Provide an exact reproduction of every entry.

DATA PROVIDED:

☆ ☆ ☆ ☆ ☆ ☆ ☆

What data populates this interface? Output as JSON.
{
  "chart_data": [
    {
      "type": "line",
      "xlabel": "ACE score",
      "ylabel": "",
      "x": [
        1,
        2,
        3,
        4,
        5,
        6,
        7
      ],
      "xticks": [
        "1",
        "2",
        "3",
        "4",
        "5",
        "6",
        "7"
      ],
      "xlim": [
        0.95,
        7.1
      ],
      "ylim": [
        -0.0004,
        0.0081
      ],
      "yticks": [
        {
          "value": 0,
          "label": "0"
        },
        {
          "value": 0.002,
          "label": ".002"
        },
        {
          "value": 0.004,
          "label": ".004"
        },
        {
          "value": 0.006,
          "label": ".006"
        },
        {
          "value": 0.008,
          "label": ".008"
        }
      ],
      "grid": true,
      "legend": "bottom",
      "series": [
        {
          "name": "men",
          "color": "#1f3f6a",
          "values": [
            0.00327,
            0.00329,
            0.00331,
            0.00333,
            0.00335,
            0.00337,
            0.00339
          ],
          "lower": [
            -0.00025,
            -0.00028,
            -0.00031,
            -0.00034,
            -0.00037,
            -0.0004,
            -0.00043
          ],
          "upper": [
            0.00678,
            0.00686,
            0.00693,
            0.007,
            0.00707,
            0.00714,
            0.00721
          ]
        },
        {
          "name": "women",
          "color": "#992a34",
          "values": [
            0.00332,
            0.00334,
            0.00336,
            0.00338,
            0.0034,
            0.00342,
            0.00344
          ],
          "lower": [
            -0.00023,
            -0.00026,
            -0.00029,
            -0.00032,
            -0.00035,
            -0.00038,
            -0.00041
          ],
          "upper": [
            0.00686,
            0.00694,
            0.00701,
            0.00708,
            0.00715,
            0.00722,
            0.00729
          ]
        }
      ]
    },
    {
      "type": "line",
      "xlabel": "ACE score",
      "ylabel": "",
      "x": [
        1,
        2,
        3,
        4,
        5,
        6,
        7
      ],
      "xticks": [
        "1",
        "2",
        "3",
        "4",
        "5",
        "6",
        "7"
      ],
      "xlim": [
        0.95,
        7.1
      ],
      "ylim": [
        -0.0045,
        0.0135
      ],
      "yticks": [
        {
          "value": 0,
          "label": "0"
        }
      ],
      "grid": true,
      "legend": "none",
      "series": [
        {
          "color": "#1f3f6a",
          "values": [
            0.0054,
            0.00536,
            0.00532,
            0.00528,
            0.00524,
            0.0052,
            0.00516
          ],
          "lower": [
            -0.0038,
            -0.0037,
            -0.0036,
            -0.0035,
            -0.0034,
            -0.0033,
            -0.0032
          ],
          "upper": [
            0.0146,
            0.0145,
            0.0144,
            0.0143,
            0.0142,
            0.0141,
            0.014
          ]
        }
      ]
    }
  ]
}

☆ ☆ ☆ ☆ ☆ ☆ ☆

FINAL RESULT:
What data populates this interface? Output as JSON.
{
  "chart_data": [
    {
      "type": "line",
      "xlabel": "ACE score",
      "ylabel": "",
      "x": [
        1,
        2,
        3,
        4,
        5,
        6,
        7
      ],
      "xticks": [
        "1",
        "2",
        "3",
        "4",
        "5",
        "6",
        "7"
      ],
      "xlim": [
        0.95,
        7.1
      ],
      "ylim": [
        -0.0004,
        0.0081
      ],
      "yticks": [
        {
          "value": 0,
          "label": "0"
        },
        {
          "value": 0.002,
          "label": ".002"
        },
        {
          "value": 0.004,
          "label": ".004"
        },
        {
          "value": 0.006,
          "label": ".006"
        },
        {
          "value": 0.008,
          "label": ".008"
        }
      ],
      "grid": true,
      "legend": "bottom",
      "series": [
        {
          "name": "men",
          "color": "#1f3f6a",
          "values": [
            0.00327,
            0.00329,
            0.00331,
            0.00333,
            0.00335,
            0.00337,
            0.00339
          ],
          "lower": [
            -0.00025,
            -0.00028,
            -0.00031,
            -0.00034,
            -0.00037,
            -0.0004,
            -0.00043
          ],
          "upper": [
            0.00678,
            0.00686,
            0.00693,
            0.007,
            0.00707,
            0.00714,
            0.00721
          ]
        },
        {
          "name": "women",
          "color": "#992a34",
          "values": [
            0.00332,
            0.00334,
            0.00336,
            0.00338,
            0.0034,
            0.00342,
            0.00344
          ],
          "lower": [
            -0.00023,
            -0.00026,
            -0.00029,
            -0.00032,
            -0.00035,
            -0.00038,
            -0.00041
          ],
          "upper": [
            0.00686,
            0.00694,
            0.00701,
            0.00708,
            0.00715,
            0.00722,
            0.00729
          ]
        }
      ]
    },
    {
      "type": "line",
      "xlabel": "ACE score",
      "ylabel": "",
      "x": [
        1,
        2,
        3,
        4,
        5,
        6,
        7
      ],
      "xticks": [
        "1",
        "2",
        "3",
        "4",
        "5",
        "6",
        "7"
      ],
      "xlim": [
        0.95,
        7.1
      ],
      "ylim": [
        -0.0045,
        0.0135
      ],
      "yticks": [
        {
          "value": 0,
          "label": "0"
        }
      ],
      "grid": true,
      "legend": "none",
      "series": [
        {
          "color": "#1f3f6a",
          "values": [
            0.0054,
            0.00536,
            0.00532,
            0.00528,
            0.00524,
            0.0052,
            0.00516
          ],
          "lower": [
            -0.0038,
            -0.0037,
            -0.0036,
            -0.0035,
            -0.0034,
            -0.0033,
            -0.0032
          ],
          "upper": [
            0.0146,
            0.0145,
            0.0144,
            0.0143,
            0.0142,
            0.0141,
            0.014
          ]
        }
      ]
    }
  ]
}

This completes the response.